■ **WORK TO COMPLETE**:
Reproduce the listing below word for word, with no pictures.

■ **INFORMATION PROVIDED**:
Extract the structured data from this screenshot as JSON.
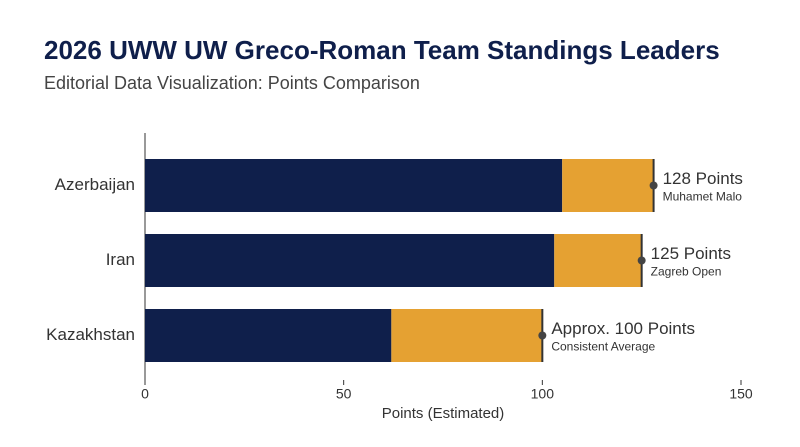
{
  "chart_data": {
    "type": "stacked-bar-horizontal",
    "title": "2026 UWW UW Greco-Roman Team Standings Leaders",
    "subtitle": "Editorial Data Visualization: Points Comparison",
    "x_label": "Points (Estimated)",
    "categories": [
      "Azerbaijan",
      "Iran",
      "Kazakhstan"
    ],
    "series": [
      {
        "color": "#0f1f4b",
        "values": [
          105,
          103,
          62
        ]
      },
      {
        "color": "#e5a132",
        "values": [
          23,
          22,
          38
        ]
      }
    ],
    "totals": [
      128,
      125,
      100
    ],
    "total_labels": [
      "128 Points",
      "125 Points",
      "Approx. 100 Points"
    ],
    "notes": [
      "Muhamet Malo",
      "Zagreb Open",
      "Consistent Average"
    ],
    "xlim": [
      0,
      150
    ],
    "xticks": [
      0,
      50,
      100,
      150
    ]
  }
}
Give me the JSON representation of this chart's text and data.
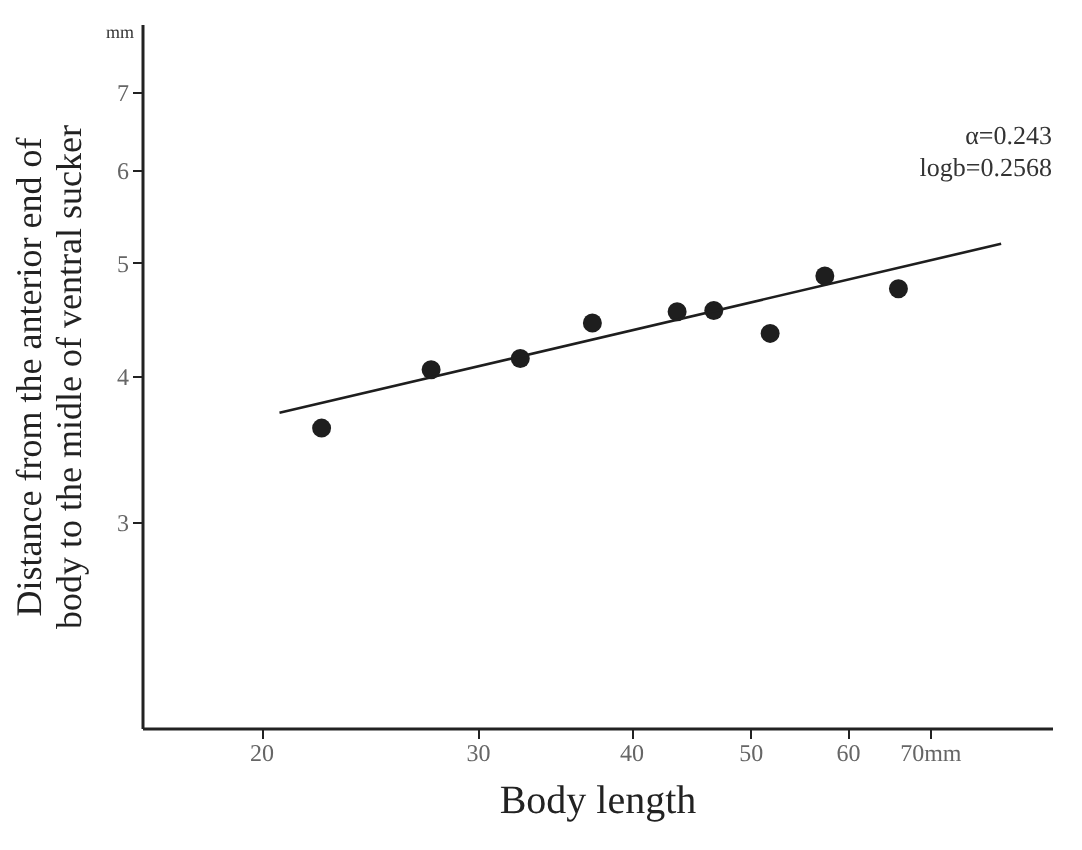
{
  "chart_data": {
    "type": "scatter",
    "xlabel": "Body length",
    "ylabel": "Distance from the anterior end of\nbody to the midle of ventral sucker",
    "log": "xy",
    "grid": false,
    "xlim": [
      16,
      88
    ],
    "xticks": [
      20,
      30,
      40,
      50,
      60,
      {
        "value": 70,
        "label": "70mm"
      }
    ],
    "ylim": [
      2,
      8
    ],
    "yticks": [
      3,
      4,
      5,
      6,
      7
    ],
    "annotations": [
      "mm",
      "α=0.243",
      "logb=0.2568"
    ],
    "series": [
      {
        "marker": "circle",
        "color": "#1e1e1e",
        "x": [
          22.4,
          27.5,
          32.5,
          37.2,
          43.6,
          46.7,
          51.9,
          57.5,
          66.0
        ],
        "values": [
          3.61,
          4.05,
          4.14,
          4.44,
          4.54,
          4.55,
          4.35,
          4.87,
          4.75
        ]
      },
      {
        "type": "line",
        "color": "#1e1e1e",
        "x": [
          20.7,
          80.0
        ],
        "values": [
          3.72,
          5.19
        ]
      }
    ]
  }
}
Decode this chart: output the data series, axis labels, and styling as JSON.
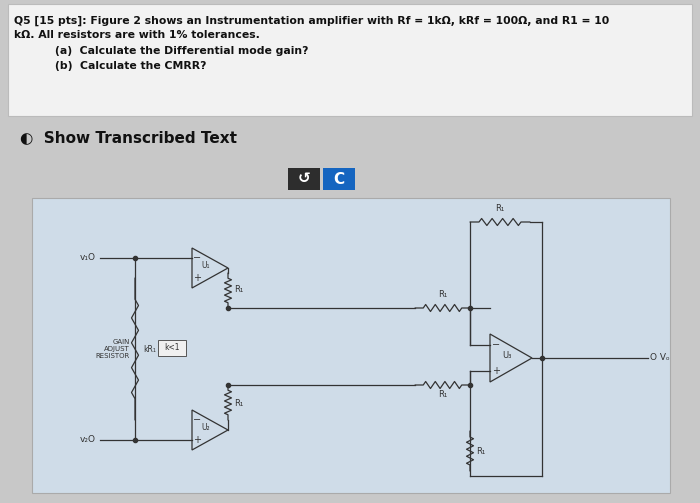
{
  "bg_color": "#c8c8c8",
  "top_box_bg": "#f2f2f2",
  "top_box_edge": "#bbbbbb",
  "circuit_bg": "#cfdce8",
  "circuit_edge": "#aaaaaa",
  "line_color": "#333333",
  "text_color": "#111111",
  "button1_bg": "#2d2d2d",
  "button2_bg": "#1565c0",
  "title_line1": "Q5 [15 pts]: Figure 2 shows an Instrumentation amplifier with Rf = 1kΩ, kRf = 100Ω, and R1 = 10",
  "title_line2": "kΩ. All resistors are with 1% tolerances.",
  "title_line3": "(a)  Calculate the Differential mode gain?",
  "title_line4": "(b)  Calculate the CMRR?",
  "show_text": "◐  Show Transcribed Text"
}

■ **THE RESULT**:
Extract the structured data from this screenshot as JSON.
{
  "chart_data": {
    "type": "stacked-bar-horizontal",
    "title": "2026 UWW UW Greco-Roman Team Standings Leaders",
    "subtitle": "Editorial Data Visualization: Points Comparison",
    "x_label": "Points (Estimated)",
    "categories": [
      "Azerbaijan",
      "Iran",
      "Kazakhstan"
    ],
    "series": [
      {
        "color": "#0f1f4b",
        "values": [
          105,
          103,
          62
        ]
      },
      {
        "color": "#e5a132",
        "values": [
          23,
          22,
          38
        ]
      }
    ],
    "totals": [
      128,
      125,
      100
    ],
    "total_labels": [
      "128 Points",
      "125 Points",
      "Approx. 100 Points"
    ],
    "notes": [
      "Muhamet Malo",
      "Zagreb Open",
      "Consistent Average"
    ],
    "xlim": [
      0,
      150
    ],
    "xticks": [
      0,
      50,
      100,
      150
    ]
  }
}
Give me the JSON representation of this chart's text and data.
{
  "chart_data": {
    "type": "scatter",
    "xlabel": "Body length",
    "ylabel": "Distance from the anterior end of\nbody to the midle of ventral sucker",
    "log": "xy",
    "grid": false,
    "xlim": [
      16,
      88
    ],
    "xticks": [
      20,
      30,
      40,
      50,
      60,
      {
        "value": 70,
        "label": "70mm"
      }
    ],
    "ylim": [
      2,
      8
    ],
    "yticks": [
      3,
      4,
      5,
      6,
      7
    ],
    "annotations": [
      "mm",
      "α=0.243",
      "logb=0.2568"
    ],
    "series": [
      {
        "marker": "circle",
        "color": "#1e1e1e",
        "x": [
          22.4,
          27.5,
          32.5,
          37.2,
          43.6,
          46.7,
          51.9,
          57.5,
          66.0
        ],
        "values": [
          3.61,
          4.05,
          4.14,
          4.44,
          4.54,
          4.55,
          4.35,
          4.87,
          4.75
        ]
      },
      {
        "type": "line",
        "color": "#1e1e1e",
        "x": [
          20.7,
          80.0
        ],
        "values": [
          3.72,
          5.19
        ]
      }
    ]
  }
}
Decode this chart: output the data series, axis labels, and styling as JSON.
{
  "bg_color": "#c8c8c8",
  "top_box_bg": "#f2f2f2",
  "top_box_edge": "#bbbbbb",
  "circuit_bg": "#cfdce8",
  "circuit_edge": "#aaaaaa",
  "line_color": "#333333",
  "text_color": "#111111",
  "button1_bg": "#2d2d2d",
  "button2_bg": "#1565c0",
  "title_line1": "Q5 [15 pts]: Figure 2 shows an Instrumentation amplifier with Rf = 1kΩ, kRf = 100Ω, and R1 = 10",
  "title_line2": "kΩ. All resistors are with 1% tolerances.",
  "title_line3": "(a)  Calculate the Differential mode gain?",
  "title_line4": "(b)  Calculate the CMRR?",
  "show_text": "◐  Show Transcribed Text"
}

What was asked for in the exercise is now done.